Task directions:
Search the entries below. Return every line that has "people" in it.

Listed records:
- - -

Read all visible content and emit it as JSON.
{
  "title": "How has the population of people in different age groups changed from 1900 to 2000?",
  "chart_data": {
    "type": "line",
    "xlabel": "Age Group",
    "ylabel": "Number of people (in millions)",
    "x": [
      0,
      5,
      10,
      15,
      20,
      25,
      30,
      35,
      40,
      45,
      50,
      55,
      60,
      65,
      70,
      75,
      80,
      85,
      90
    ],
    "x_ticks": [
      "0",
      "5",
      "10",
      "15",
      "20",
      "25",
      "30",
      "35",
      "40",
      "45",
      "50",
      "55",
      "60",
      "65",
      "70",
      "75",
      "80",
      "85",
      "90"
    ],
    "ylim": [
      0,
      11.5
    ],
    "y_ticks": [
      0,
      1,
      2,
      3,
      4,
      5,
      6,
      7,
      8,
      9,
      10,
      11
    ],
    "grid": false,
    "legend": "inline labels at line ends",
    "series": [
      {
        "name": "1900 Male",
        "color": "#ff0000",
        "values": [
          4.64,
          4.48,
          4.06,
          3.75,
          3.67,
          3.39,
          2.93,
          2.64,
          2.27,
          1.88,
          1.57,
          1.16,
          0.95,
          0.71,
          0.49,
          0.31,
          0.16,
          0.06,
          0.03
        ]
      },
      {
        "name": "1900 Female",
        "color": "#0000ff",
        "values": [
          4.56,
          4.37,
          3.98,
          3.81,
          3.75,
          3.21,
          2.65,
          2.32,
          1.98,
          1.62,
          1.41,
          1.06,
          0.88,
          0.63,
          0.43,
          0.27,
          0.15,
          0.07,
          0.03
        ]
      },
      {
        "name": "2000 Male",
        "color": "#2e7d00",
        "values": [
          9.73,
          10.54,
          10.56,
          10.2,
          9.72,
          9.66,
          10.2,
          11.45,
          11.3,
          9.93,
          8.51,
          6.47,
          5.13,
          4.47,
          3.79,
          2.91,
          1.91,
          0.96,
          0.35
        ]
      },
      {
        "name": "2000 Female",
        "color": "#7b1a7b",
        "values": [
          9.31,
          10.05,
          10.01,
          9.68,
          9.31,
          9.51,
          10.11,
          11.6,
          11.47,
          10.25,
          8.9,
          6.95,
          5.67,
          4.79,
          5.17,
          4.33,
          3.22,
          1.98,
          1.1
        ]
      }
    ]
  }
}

- - -

The response:
  "title": "How has the population of people in different age groups changed from 1900 to 2000?",
    "ylabel": "Number of people (in millions)",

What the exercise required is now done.